-- Begin Data records --
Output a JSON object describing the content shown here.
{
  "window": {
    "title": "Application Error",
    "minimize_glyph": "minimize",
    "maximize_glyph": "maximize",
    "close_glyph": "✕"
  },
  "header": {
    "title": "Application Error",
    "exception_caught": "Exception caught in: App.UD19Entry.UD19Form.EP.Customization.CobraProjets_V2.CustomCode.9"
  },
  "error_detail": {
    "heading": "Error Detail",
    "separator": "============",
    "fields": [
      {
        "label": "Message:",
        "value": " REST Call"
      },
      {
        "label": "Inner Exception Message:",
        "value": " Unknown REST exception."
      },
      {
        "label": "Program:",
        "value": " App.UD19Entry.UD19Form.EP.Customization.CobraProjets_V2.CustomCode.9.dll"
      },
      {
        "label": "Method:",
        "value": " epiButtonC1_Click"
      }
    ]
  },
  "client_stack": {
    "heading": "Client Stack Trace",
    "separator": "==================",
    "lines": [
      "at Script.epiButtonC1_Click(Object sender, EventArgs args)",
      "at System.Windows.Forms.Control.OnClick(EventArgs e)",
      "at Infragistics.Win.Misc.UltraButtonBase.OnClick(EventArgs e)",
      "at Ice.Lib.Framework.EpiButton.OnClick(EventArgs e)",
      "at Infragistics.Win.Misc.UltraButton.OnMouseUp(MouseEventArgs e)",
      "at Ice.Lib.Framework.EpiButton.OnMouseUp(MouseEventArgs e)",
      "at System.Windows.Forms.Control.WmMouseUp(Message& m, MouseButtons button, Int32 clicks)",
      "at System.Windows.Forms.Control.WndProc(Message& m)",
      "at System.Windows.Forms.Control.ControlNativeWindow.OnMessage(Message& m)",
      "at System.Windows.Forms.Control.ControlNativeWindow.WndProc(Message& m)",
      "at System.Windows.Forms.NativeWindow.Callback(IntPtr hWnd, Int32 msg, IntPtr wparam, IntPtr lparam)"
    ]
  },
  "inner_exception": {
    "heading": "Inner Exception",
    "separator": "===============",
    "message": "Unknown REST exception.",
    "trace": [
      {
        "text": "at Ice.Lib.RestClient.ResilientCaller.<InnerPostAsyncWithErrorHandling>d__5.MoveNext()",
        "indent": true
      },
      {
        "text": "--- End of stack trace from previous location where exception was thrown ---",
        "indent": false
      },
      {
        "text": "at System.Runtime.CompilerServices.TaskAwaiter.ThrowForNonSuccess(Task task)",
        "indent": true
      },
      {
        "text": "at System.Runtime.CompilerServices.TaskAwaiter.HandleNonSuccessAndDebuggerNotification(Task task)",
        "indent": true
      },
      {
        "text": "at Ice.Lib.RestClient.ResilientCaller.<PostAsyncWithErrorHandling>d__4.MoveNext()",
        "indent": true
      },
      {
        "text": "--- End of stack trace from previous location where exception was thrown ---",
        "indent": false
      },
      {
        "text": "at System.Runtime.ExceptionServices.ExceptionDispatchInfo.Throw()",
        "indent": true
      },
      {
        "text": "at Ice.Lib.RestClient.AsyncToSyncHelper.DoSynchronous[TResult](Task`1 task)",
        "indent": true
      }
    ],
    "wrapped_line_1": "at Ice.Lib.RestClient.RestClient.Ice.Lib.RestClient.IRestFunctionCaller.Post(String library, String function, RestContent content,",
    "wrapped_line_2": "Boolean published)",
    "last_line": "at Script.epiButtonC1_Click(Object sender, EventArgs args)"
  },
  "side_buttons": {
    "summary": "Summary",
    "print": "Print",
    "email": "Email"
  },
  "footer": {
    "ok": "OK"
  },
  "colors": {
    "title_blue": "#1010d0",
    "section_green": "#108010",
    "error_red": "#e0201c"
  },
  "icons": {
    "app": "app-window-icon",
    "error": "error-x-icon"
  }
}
-- End Data records --
Exercise description: Reply with one number only: how many lines of the listing hold "Forms"?

Written response: 6